* Task *
Omit the images. Copy each entry word for word.

* Data to process *

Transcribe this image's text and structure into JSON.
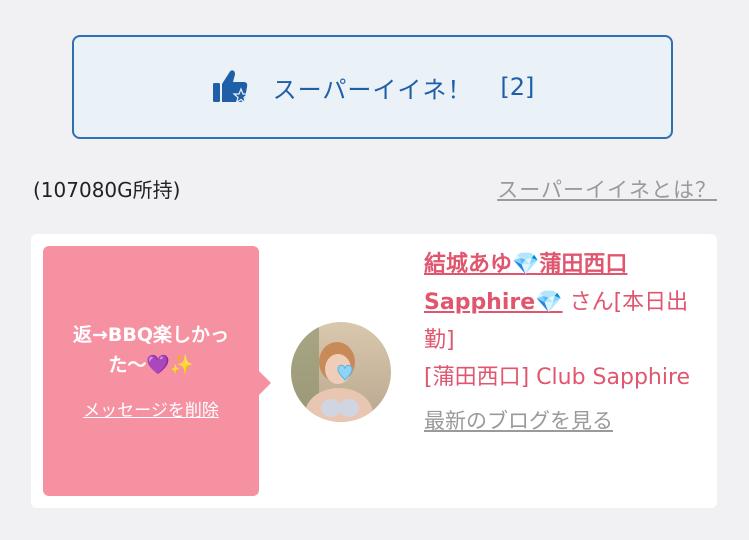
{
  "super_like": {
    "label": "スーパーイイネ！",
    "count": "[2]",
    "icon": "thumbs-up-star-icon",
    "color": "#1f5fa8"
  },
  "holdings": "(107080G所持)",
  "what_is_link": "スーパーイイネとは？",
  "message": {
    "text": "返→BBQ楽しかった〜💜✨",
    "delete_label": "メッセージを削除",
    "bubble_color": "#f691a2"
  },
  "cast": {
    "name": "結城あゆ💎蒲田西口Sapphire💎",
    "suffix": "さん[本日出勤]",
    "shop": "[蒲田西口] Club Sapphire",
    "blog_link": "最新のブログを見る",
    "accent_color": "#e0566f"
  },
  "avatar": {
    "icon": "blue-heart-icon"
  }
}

* Response *
Transcribe this image's text and structure into JSON.
{
  "super_like": {
    "label": "スーパーイイネ！",
    "count": "[2]",
    "icon": "thumbs-up-star-icon",
    "color": "#1f5fa8"
  },
  "holdings": "(107080G所持)",
  "what_is_link": "スーパーイイネとは？",
  "message": {
    "text": "返→BBQ楽しかった〜💜✨",
    "delete_label": "メッセージを削除",
    "bubble_color": "#f691a2"
  },
  "cast": {
    "name": "結城あゆ💎蒲田西口Sapphire💎",
    "suffix": "さん[本日出勤]",
    "shop": "[蒲田西口] Club Sapphire",
    "blog_link": "最新のブログを見る",
    "accent_color": "#e0566f"
  },
  "avatar": {
    "icon": "blue-heart-icon"
  }
}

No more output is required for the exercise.